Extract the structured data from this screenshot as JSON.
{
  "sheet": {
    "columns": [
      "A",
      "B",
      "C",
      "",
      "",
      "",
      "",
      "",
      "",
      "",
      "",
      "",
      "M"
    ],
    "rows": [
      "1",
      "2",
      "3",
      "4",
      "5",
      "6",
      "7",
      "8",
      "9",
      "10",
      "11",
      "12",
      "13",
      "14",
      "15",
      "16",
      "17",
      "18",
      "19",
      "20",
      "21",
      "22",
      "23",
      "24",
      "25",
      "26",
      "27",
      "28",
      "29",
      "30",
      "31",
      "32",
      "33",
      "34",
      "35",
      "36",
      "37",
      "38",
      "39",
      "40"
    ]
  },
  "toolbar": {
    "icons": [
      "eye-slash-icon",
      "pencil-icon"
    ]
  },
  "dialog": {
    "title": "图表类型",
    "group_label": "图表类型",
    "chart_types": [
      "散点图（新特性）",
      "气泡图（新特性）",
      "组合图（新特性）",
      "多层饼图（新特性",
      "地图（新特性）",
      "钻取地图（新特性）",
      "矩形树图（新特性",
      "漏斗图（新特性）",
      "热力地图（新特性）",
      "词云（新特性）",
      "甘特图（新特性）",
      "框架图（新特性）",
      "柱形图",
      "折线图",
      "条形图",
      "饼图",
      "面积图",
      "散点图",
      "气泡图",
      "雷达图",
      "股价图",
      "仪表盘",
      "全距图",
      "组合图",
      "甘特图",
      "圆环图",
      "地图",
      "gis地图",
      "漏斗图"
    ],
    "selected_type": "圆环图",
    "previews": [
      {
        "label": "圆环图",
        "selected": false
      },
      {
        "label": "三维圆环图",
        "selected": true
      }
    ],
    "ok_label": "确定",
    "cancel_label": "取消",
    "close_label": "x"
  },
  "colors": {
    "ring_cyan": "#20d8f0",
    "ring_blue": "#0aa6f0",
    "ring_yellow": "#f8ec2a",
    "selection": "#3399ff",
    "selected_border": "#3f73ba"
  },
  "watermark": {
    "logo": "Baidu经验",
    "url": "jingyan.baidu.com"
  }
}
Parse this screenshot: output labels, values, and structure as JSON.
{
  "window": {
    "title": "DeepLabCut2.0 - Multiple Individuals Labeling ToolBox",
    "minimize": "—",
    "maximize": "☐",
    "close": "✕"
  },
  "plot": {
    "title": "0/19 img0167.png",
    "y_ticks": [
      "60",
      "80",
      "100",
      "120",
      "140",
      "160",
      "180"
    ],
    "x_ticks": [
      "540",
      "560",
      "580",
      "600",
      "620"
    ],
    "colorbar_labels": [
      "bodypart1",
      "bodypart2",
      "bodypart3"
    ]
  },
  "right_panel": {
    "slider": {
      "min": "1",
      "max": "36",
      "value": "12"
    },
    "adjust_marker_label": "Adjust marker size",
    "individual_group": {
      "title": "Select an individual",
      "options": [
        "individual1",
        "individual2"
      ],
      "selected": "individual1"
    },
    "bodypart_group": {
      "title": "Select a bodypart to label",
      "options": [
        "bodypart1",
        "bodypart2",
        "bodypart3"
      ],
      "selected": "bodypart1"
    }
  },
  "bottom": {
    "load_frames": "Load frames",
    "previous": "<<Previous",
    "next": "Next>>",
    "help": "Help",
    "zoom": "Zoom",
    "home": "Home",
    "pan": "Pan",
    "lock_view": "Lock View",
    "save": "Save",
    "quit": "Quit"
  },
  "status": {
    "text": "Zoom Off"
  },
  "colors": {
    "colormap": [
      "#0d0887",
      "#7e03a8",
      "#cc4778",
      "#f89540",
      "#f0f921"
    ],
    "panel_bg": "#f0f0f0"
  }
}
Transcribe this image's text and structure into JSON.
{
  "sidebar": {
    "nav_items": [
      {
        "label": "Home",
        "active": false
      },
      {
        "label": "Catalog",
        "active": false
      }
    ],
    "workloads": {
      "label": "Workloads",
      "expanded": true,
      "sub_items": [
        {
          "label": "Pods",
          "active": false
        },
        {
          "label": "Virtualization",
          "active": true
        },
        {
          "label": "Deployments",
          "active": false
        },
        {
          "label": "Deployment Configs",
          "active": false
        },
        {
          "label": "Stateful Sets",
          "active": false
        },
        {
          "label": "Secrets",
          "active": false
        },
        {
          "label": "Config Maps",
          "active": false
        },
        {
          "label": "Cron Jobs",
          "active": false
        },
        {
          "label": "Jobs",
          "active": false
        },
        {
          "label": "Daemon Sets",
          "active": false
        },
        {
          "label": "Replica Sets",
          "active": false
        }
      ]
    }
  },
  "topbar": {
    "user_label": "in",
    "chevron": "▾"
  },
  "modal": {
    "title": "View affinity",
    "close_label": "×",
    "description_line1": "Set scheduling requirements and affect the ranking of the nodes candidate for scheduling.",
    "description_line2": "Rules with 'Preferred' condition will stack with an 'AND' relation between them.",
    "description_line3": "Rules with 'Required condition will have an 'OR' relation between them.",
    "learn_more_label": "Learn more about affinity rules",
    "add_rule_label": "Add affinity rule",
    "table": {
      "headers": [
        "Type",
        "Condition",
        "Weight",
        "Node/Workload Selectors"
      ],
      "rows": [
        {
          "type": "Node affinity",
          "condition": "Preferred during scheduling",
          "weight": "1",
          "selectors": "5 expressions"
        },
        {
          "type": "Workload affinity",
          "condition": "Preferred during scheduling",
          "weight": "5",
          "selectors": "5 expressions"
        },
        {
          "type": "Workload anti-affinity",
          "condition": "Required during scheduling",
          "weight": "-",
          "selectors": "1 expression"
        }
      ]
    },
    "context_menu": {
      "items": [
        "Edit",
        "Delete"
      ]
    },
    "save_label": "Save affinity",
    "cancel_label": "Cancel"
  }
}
--*--
Given instruction: Copy every line exactly. Leave nothing out.

Problem solution:
Extract the structured data from this screenshot as JSON.
{
  "sheet": {
    "columns": [
      "A",
      "B",
      "C",
      "",
      "",
      "",
      "",
      "",
      "",
      "",
      "",
      "",
      "M"
    ],
    "rows": [
      "1",
      "2",
      "3",
      "4",
      "5",
      "6",
      "7",
      "8",
      "9",
      "10",
      "11",
      "12",
      "13",
      "14",
      "15",
      "16",
      "17",
      "18",
      "19",
      "20",
      "21",
      "22",
      "23",
      "24",
      "25",
      "26",
      "27",
      "28",
      "29",
      "30",
      "31",
      "32",
      "33",
      "34",
      "35",
      "36",
      "37",
      "38",
      "39",
      "40"
    ]
  },
  "toolbar": {
    "icons": [
      "eye-slash-icon",
      "pencil-icon"
    ]
  },
  "dialog": {
    "title": "图表类型",
    "group_label": "图表类型",
    "chart_types": [
      "散点图（新特性）",
      "气泡图（新特性）",
      "组合图（新特性）",
      "多层饼图（新特性",
      "地图（新特性）",
      "钻取地图（新特性）",
      "矩形树图（新特性",
      "漏斗图（新特性）",
      "热力地图（新特性）",
      "词云（新特性）",
      "甘特图（新特性）",
      "框架图（新特性）",
      "柱形图",
      "折线图",
      "条形图",
      "饼图",
      "面积图",
      "散点图",
      "气泡图",
      "雷达图",
      "股价图",
      "仪表盘",
      "全距图",
      "组合图",
      "甘特图",
      "圆环图",
      "地图",
      "gis地图",
      "漏斗图"
    ],
    "selected_type": "圆环图",
    "previews": [
      {
        "label": "圆环图",
        "selected": false
      },
      {
        "label": "三维圆环图",
        "selected": true
      }
    ],
    "ok_label": "确定",
    "cancel_label": "取消",
    "close_label": "x"
  },
  "colors": {
    "ring_cyan": "#20d8f0",
    "ring_blue": "#0aa6f0",
    "ring_yellow": "#f8ec2a",
    "selection": "#3399ff",
    "selected_border": "#3f73ba"
  },
  "watermark": {
    "logo": "Baidu经验",
    "url": "jingyan.baidu.com"
  }
}
Parse this screenshot: output labels, values, and structure as JSON.
{
  "window": {
    "title": "DeepLabCut2.0 - Multiple Individuals Labeling ToolBox",
    "minimize": "—",
    "maximize": "☐",
    "close": "✕"
  },
  "plot": {
    "title": "0/19 img0167.png",
    "y_ticks": [
      "60",
      "80",
      "100",
      "120",
      "140",
      "160",
      "180"
    ],
    "x_ticks": [
      "540",
      "560",
      "580",
      "600",
      "620"
    ],
    "colorbar_labels": [
      "bodypart1",
      "bodypart2",
      "bodypart3"
    ]
  },
  "right_panel": {
    "slider": {
      "min": "1",
      "max": "36",
      "value": "12"
    },
    "adjust_marker_label": "Adjust marker size",
    "individual_group": {
      "title": "Select an individual",
      "options": [
        "individual1",
        "individual2"
      ],
      "selected": "individual1"
    },
    "bodypart_group": {
      "title": "Select a bodypart to label",
      "options": [
        "bodypart1",
        "bodypart2",
        "bodypart3"
      ],
      "selected": "bodypart1"
    }
  },
  "bottom": {
    "load_frames": "Load frames",
    "previous": "<<Previous",
    "next": "Next>>",
    "help": "Help",
    "zoom": "Zoom",
    "home": "Home",
    "pan": "Pan",
    "lock_view": "Lock View",
    "save": "Save",
    "quit": "Quit"
  },
  "status": {
    "text": "Zoom Off"
  },
  "colors": {
    "colormap": [
      "#0d0887",
      "#7e03a8",
      "#cc4778",
      "#f89540",
      "#f0f921"
    ],
    "panel_bg": "#f0f0f0"
  }
}
Transcribe this image's text and structure into JSON.
{
  "sidebar": {
    "nav_items": [
      {
        "label": "Home",
        "active": false
      },
      {
        "label": "Catalog",
        "active": false
      }
    ],
    "workloads": {
      "label": "Workloads",
      "expanded": true,
      "sub_items": [
        {
          "label": "Pods",
          "active": false
        },
        {
          "label": "Virtualization",
          "active": true
        },
        {
          "label": "Deployments",
          "active": false
        },
        {
          "label": "Deployment Configs",
          "active": false
        },
        {
          "label": "Stateful Sets",
          "active": false
        },
        {
          "label": "Secrets",
          "active": false
        },
        {
          "label": "Config Maps",
          "active": false
        },
        {
          "label": "Cron Jobs",
          "active": false
        },
        {
          "label": "Jobs",
          "active": false
        },
        {
          "label": "Daemon Sets",
          "active": false
        },
        {
          "label": "Replica Sets",
          "active": false
        }
      ]
    }
  },
  "topbar": {
    "user_label": "in",
    "chevron": "▾"
  },
  "modal": {
    "title": "View affinity",
    "close_label": "×",
    "description_line1": "Set scheduling requirements and affect the ranking of the nodes candidate for scheduling.",
    "description_line2": "Rules with 'Preferred' condition will stack with an 'AND' relation between them.",
    "description_line3": "Rules with 'Required condition will have an 'OR' relation between them.",
    "learn_more_label": "Learn more about affinity rules",
    "add_rule_label": "Add affinity rule",
    "table": {
      "headers": [
        "Type",
        "Condition",
        "Weight",
        "Node/Workload Selectors"
      ],
      "rows": [
        {
          "type": "Node affinity",
          "condition": "Preferred during scheduling",
          "weight": "1",
          "selectors": "5 expressions"
        },
        {
          "type": "Workload affinity",
          "condition": "Preferred during scheduling",
          "weight": "5",
          "selectors": "5 expressions"
        },
        {
          "type": "Workload anti-affinity",
          "condition": "Required during scheduling",
          "weight": "-",
          "selectors": "1 expression"
        }
      ]
    },
    "context_menu": {
      "items": [
        "Edit",
        "Delete"
      ]
    },
    "save_label": "Save affinity",
    "cancel_label": "Cancel"
  }
}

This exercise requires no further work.